__Set problem__.
Out of the lines below, please list those that hold the string "District".

__Exercise input__.
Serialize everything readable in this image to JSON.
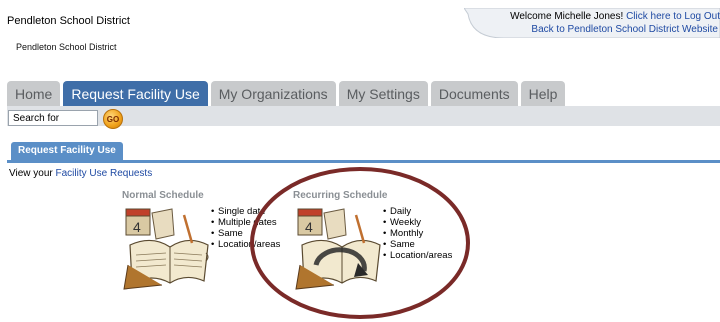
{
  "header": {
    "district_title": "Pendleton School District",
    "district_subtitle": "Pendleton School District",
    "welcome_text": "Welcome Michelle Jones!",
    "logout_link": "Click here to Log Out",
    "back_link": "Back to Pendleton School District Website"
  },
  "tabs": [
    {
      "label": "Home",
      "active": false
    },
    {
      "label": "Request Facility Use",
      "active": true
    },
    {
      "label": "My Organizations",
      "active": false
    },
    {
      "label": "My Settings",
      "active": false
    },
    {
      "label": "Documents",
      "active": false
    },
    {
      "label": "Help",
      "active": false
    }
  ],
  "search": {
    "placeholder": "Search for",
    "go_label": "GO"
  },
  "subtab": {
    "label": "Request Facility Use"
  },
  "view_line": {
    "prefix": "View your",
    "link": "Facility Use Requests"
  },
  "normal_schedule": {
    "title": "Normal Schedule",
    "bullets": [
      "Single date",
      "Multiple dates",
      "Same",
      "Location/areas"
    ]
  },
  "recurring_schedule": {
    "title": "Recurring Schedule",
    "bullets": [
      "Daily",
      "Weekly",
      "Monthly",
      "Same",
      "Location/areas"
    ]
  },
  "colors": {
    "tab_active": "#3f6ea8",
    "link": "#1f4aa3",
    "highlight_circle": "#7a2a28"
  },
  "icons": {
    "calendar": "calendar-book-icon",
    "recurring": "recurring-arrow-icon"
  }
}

__Result for this task__.
    "district_title": "Pendleton School District",
    "district_subtitle": "Pendleton School District",
    "back_link": "Back to Pendleton School District Website"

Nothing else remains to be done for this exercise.